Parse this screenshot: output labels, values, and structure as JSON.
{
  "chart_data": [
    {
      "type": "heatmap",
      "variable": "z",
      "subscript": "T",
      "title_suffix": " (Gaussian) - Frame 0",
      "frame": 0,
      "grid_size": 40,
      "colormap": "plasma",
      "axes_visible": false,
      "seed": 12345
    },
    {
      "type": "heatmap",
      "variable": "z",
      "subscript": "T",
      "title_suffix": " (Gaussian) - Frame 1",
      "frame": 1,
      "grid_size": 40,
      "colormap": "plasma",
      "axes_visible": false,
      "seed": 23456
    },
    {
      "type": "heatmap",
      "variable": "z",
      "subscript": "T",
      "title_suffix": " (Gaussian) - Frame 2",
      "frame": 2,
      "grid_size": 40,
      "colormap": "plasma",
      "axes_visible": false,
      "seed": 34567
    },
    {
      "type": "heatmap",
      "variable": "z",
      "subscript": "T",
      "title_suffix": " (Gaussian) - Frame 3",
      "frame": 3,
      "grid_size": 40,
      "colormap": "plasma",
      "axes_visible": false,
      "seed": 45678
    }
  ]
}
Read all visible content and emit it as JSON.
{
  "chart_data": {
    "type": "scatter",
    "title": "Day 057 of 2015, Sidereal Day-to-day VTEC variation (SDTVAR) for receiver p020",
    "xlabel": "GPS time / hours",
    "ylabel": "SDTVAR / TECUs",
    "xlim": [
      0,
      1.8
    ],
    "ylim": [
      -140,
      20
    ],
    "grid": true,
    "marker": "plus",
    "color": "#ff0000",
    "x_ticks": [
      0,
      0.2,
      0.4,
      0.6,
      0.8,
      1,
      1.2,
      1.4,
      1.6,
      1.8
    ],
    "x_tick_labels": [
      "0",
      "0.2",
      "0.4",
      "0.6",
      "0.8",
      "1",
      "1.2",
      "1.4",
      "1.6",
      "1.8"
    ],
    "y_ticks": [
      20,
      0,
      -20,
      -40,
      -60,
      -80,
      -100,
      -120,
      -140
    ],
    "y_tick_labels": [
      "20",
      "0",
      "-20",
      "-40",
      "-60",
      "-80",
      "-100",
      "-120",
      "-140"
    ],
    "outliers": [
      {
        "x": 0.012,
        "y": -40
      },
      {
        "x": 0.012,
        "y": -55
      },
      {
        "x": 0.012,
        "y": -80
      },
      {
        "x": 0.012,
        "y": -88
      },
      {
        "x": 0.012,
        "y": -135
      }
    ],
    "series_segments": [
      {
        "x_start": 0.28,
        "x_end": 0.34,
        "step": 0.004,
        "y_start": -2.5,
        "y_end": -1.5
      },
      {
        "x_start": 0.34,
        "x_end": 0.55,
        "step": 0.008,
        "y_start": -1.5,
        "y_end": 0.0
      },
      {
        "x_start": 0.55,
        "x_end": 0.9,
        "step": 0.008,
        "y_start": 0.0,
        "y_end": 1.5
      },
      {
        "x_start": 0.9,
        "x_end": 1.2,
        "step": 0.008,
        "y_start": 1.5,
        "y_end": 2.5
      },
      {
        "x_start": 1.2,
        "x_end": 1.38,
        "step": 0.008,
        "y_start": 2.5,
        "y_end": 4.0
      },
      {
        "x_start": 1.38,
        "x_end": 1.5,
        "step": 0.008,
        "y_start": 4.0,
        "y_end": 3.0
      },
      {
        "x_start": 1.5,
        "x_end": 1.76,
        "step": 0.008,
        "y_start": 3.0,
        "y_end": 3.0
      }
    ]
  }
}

▸ What the task asks
Gather each line from the entries above that includes the word "JSON".

▸ Exercise output
Parse this screenshot: output labels, values, and structure as JSON.
Read all visible content and emit it as JSON.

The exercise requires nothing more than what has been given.